→ **Reading text**:
=== Section Start ===

[jitsi-users] Jitsi with reSIProcate/repro TLS


#1

I've been trying build 4142 (latest nightly on Linux amd64) against the
repro SIP proxy from reSIProcate, TLS mode

I understand that from build 3912 onwards there is support for setting
the SSL/TLS modes:
http://java.net/nonav/projects/jitsi/lists/dev/archive/2012-02/message/178

The default setting doesn't work with repro (maybe similar problems
observed with other TLS servers that expect TLS and not SSL):

Aug 1 15:04:17 thp013 repro: INFO | 20120801-150417.394 | repro |
RESIP:TRANSPORT | 3010534256 | Connection.cxx:38 |
Connection::Connection: new connection created to who: [ V4
188.62.165.55:55830 TLS target domain=unspecified mFlowKey=171 ]
Aug 1 15:04:17 thp013 repro: INFO | 20120801-150417.394 | repro |
RESIP:TRANSPORT | 3010534256 | ssl/TlsConnection.cxx:42 | Creating TLS
connection for domain sip5060.net [ V4 188.xxx:xxxTLS target
domain=unspecified mFlowKey=0 ] on 171
Aug 1 15:04:17 thp013 repro: INFO | 20120801-150417.398 | repro |
RESIP:TRANSPORT | 3010534256 | ssl/TlsConnection.cxx:150 | TLS handshake
starting (Server mode)

=== Section End ===

→ **Exercise data**:

=== Section Start ===

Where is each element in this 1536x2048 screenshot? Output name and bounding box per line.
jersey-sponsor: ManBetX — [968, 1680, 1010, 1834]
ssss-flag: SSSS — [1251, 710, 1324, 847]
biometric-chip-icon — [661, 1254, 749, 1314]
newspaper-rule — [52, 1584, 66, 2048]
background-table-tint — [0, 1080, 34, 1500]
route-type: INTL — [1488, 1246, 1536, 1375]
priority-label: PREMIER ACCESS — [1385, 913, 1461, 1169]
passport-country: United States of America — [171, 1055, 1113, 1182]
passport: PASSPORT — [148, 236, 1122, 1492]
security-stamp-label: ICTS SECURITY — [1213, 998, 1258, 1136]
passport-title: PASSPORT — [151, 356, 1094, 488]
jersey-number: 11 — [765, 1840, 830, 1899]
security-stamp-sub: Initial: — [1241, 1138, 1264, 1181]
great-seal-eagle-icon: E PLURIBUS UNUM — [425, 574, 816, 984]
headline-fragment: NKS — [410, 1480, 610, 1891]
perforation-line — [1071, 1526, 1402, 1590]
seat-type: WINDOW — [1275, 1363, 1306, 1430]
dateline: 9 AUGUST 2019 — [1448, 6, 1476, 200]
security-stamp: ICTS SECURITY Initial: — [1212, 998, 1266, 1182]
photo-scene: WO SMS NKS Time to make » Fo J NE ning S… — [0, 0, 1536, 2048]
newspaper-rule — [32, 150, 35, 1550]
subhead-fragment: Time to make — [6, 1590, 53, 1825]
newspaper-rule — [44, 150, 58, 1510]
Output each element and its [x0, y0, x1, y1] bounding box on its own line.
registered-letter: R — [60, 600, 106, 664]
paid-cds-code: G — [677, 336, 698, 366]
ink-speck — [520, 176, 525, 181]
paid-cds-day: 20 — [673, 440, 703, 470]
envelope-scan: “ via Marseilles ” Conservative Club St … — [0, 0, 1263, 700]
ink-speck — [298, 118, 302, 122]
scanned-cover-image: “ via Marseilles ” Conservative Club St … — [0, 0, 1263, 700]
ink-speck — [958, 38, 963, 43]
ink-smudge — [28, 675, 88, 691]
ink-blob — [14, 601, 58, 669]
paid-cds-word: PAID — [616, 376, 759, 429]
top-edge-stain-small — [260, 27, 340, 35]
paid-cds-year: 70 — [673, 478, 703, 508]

=== Section End ===

→ **Explore the material**:
#1 In the forum post above, copy the passage from "The default setting" to "starting (Server mode)" word for word.
#2 Answer these questions using the forum post above:
(a) Which Jitsi build was the poster trying?
(b) From which build onward is there support for setting the SSL/TLS modes?
(c) In what mode does the final log entry say the TLS handshake is starting?

→ **Task results**:
#1
The default setting doesn't work with repro (maybe similar problems
observed with other TLS servers that expect TLS and not SSL):

Aug 1 15:04:17 thp013 repro: INFO | 20120801-150417.394 | repro |
RESIP:TRANSPORT | 3010534256 | Connection.cxx:38 |
Connection::Connection: new connection created to who: [ V4
188.62.165.55:55830 TLS target domain=unspecified mFlowKey=171 ]
Aug 1 15:04:17 thp013 repro: INFO | 20120801-150417.394 | repro |
RESIP:TRANSPORT | 3010534256 | ssl/TlsConnection.cxx:42 | Creating TLS
connection for domain sip5060.net [ V4 188.xxx:xxxTLS target
domain=unspecified mFlowKey=0 ] on 171
Aug 1 15:04:17 thp013 repro: INFO | 20120801-150417.398 | repro |
RESIP:TRANSPORT | 3010534256 | ssl/TlsConnection.cxx:150 | TLS handshake
starting (Server mode)

#2
(a) Build 4142, the latest nightly on Linux amd64.
(b) Build 3912.
(c) Server mode.